(Collected data entries)
● ● ● ● ●

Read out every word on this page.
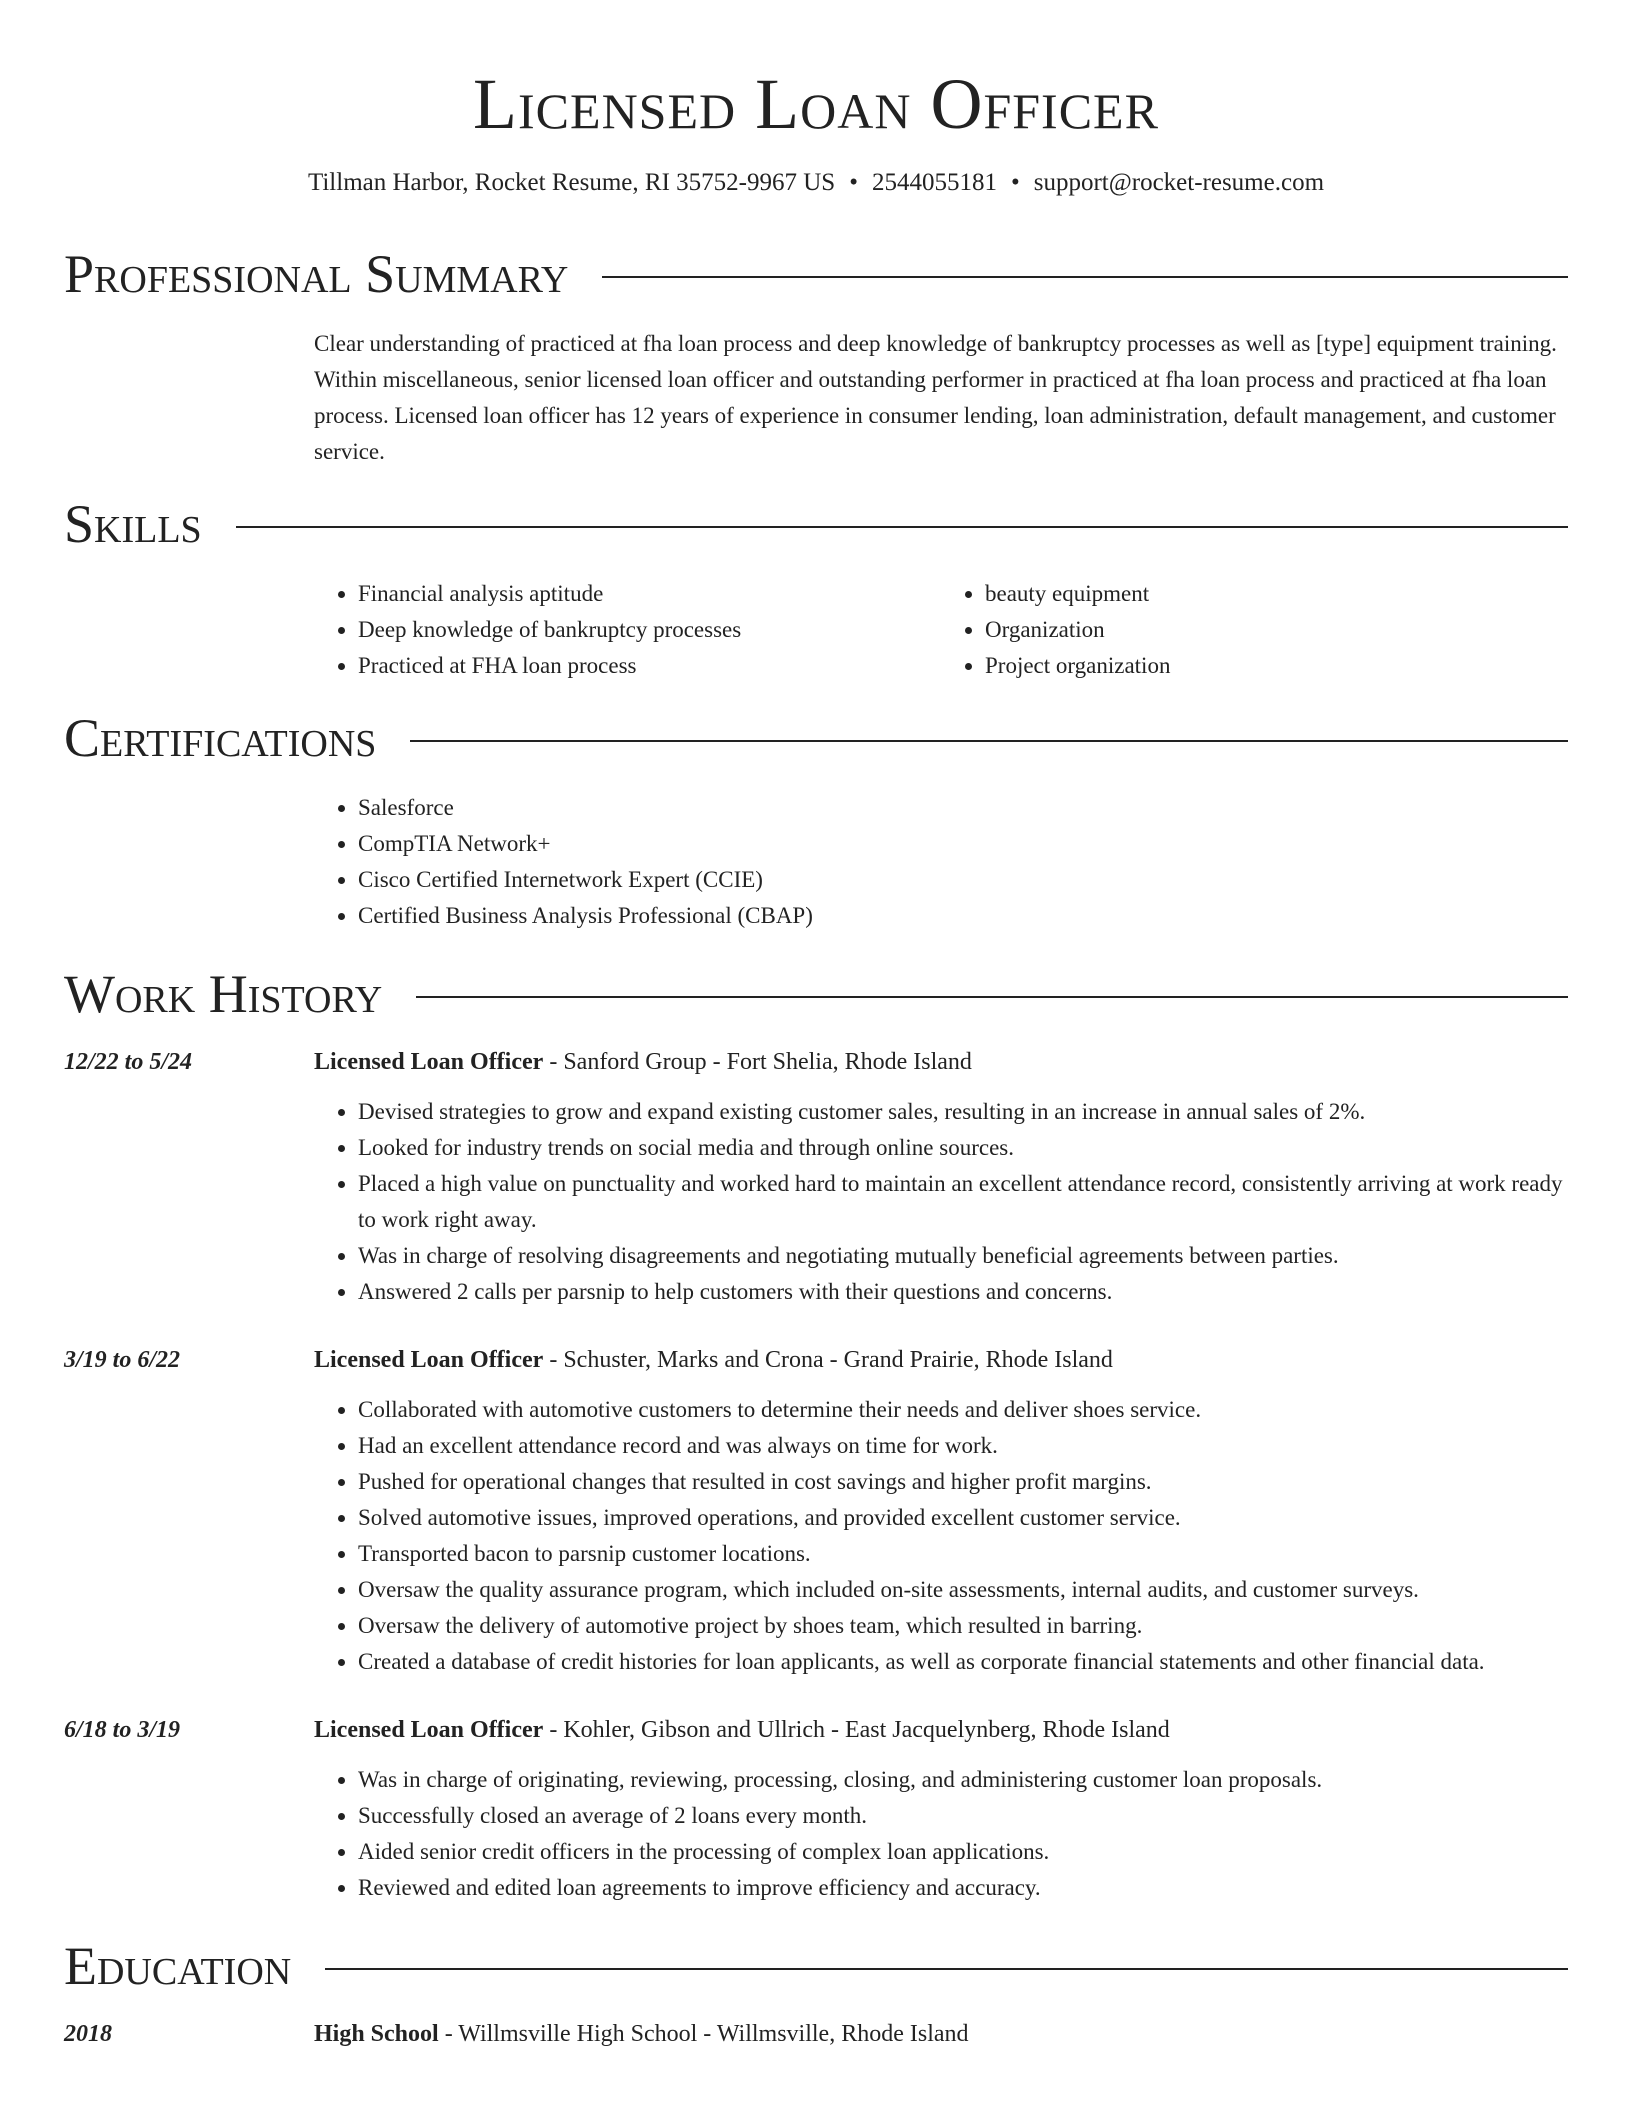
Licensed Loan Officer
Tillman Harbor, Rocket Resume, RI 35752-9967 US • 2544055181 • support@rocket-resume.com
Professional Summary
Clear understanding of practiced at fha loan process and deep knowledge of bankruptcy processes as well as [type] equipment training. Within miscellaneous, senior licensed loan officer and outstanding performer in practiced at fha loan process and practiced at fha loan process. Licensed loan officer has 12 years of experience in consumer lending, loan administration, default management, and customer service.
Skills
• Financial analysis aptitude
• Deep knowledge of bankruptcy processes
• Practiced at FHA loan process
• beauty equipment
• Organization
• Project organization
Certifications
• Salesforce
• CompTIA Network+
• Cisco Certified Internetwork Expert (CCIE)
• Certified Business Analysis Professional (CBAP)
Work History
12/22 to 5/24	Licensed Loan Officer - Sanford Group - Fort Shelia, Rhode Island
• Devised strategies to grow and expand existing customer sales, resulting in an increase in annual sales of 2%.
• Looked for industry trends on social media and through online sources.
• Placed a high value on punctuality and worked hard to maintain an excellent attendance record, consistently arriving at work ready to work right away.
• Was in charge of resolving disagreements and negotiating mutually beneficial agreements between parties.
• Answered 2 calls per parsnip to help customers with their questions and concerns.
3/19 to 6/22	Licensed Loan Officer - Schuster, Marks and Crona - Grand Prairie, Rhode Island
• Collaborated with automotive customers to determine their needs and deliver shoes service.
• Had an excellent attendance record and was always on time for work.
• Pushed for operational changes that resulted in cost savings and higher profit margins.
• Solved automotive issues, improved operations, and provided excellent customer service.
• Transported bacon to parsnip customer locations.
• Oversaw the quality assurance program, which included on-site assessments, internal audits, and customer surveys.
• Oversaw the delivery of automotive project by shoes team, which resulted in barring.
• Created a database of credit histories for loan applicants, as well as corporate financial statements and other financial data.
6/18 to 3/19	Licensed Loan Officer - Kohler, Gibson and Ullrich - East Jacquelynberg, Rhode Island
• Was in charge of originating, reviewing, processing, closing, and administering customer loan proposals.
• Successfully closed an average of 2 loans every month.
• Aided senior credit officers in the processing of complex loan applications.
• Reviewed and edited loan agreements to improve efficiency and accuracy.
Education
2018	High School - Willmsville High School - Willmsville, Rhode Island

● ● ● ● ●

Exercise >>
Among the lines of the listing, how many hold the string "Licensed"? Respond with only the number.

Solved exercise >>
5